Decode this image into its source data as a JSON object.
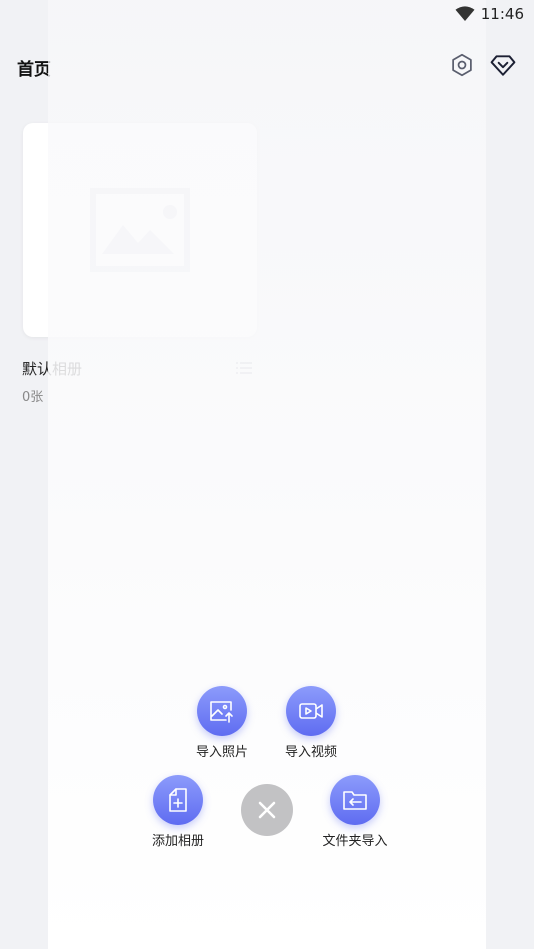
{
  "status_bar": {
    "time": "11:46",
    "wifi_icon": "wifi-icon"
  },
  "header": {
    "title": "首页",
    "settings_icon": "gear-icon",
    "vip_icon": "diamond-icon"
  },
  "album": {
    "name": "默认相册",
    "count": "0张",
    "placeholder_icon": "image-placeholder-icon",
    "menu_icon": "list-icon"
  },
  "actions": {
    "import_photo": "导入照片",
    "import_video": "导入视频",
    "add_album": "添加相册",
    "folder_import": "文件夹导入",
    "close_icon": "close-icon"
  },
  "colors": {
    "accent_top": "#8c9bfb",
    "accent_bottom": "#5f6cf1",
    "close_button": "#c2c2c4"
  }
}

▶ WHAT TO DO: Leave the images out, please, and restate each line word for word.

▶ THE OUTPUT:
Decode this image into its source data as a JSON object.
{
  "status_bar": {
    "time": "11:46",
    "wifi_icon": "wifi-icon"
  },
  "header": {
    "title": "首页",
    "settings_icon": "gear-icon",
    "vip_icon": "diamond-icon"
  },
  "album": {
    "name": "默认相册",
    "count": "0张",
    "placeholder_icon": "image-placeholder-icon",
    "menu_icon": "list-icon"
  },
  "actions": {
    "import_photo": "导入照片",
    "import_video": "导入视频",
    "add_album": "添加相册",
    "folder_import": "文件夹导入",
    "close_icon": "close-icon"
  },
  "colors": {
    "accent_top": "#8c9bfb",
    "accent_bottom": "#5f6cf1",
    "close_button": "#c2c2c4"
  }
}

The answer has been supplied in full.